(TASK DETAILS): Copy out the entries below in full and exactly.

■ ■ ■ ■ ■

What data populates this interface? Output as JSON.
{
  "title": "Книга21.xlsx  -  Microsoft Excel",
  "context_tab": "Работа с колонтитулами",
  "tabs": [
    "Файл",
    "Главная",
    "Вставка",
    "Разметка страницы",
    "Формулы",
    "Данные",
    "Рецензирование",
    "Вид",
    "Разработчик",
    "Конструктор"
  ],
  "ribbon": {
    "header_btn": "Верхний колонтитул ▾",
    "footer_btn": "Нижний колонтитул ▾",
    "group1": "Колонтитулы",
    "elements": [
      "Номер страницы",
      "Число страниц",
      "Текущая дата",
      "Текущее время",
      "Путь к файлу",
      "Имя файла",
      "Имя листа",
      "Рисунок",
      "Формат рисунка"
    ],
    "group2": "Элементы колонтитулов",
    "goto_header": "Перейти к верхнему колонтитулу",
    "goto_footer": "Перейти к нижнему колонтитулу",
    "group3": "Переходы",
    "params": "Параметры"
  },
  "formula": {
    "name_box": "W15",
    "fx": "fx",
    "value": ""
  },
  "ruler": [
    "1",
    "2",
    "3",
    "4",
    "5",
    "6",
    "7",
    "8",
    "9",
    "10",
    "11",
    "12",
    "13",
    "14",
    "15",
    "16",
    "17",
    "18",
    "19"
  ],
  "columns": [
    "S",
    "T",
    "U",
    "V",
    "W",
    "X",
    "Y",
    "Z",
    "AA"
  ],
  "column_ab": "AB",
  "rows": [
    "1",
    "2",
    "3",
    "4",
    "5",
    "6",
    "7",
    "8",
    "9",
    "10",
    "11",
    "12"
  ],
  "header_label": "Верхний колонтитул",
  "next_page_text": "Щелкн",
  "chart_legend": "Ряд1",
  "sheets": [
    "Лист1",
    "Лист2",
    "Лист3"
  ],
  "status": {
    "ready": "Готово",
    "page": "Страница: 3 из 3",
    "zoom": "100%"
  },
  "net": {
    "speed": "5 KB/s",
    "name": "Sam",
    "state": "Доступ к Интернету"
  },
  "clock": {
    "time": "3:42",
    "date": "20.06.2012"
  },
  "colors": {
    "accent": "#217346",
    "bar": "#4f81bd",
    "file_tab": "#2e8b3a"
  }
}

■ ■ ■ ■ ■

(THE OUTPUT):
What data populates this interface? Output as JSON.
{
  "title": "Книга21.xlsx  -  Microsoft Excel",
  "context_tab": "Работа с колонтитулами",
  "tabs": [
    "Файл",
    "Главная",
    "Вставка",
    "Разметка страницы",
    "Формулы",
    "Данные",
    "Рецензирование",
    "Вид",
    "Разработчик",
    "Конструктор"
  ],
  "ribbon": {
    "header_btn": "Верхний колонтитул ▾",
    "footer_btn": "Нижний колонтитул ▾",
    "group1": "Колонтитулы",
    "elements": [
      "Номер страницы",
      "Число страниц",
      "Текущая дата",
      "Текущее время",
      "Путь к файлу",
      "Имя файла",
      "Имя листа",
      "Рисунок",
      "Формат рисунка"
    ],
    "group2": "Элементы колонтитулов",
    "goto_header": "Перейти к верхнему колонтитулу",
    "goto_footer": "Перейти к нижнему колонтитулу",
    "group3": "Переходы",
    "params": "Параметры"
  },
  "formula": {
    "name_box": "W15",
    "fx": "fx",
    "value": ""
  },
  "ruler": [
    "1",
    "2",
    "3",
    "4",
    "5",
    "6",
    "7",
    "8",
    "9",
    "10",
    "11",
    "12",
    "13",
    "14",
    "15",
    "16",
    "17",
    "18",
    "19"
  ],
  "columns": [
    "S",
    "T",
    "U",
    "V",
    "W",
    "X",
    "Y",
    "Z",
    "AA"
  ],
  "column_ab": "AB",
  "rows": [
    "1",
    "2",
    "3",
    "4",
    "5",
    "6",
    "7",
    "8",
    "9",
    "10",
    "11",
    "12"
  ],
  "header_label": "Верхний колонтитул",
  "next_page_text": "Щелкн",
  "chart_legend": "Ряд1",
  "sheets": [
    "Лист1",
    "Лист2",
    "Лист3"
  ],
  "status": {
    "ready": "Готово",
    "page": "Страница: 3 из 3",
    "zoom": "100%"
  },
  "net": {
    "speed": "5 KB/s",
    "name": "Sam",
    "state": "Доступ к Интернету"
  },
  "clock": {
    "time": "3:42",
    "date": "20.06.2012"
  },
  "colors": {
    "accent": "#217346",
    "bar": "#4f81bd",
    "file_tab": "#2e8b3a"
  }
}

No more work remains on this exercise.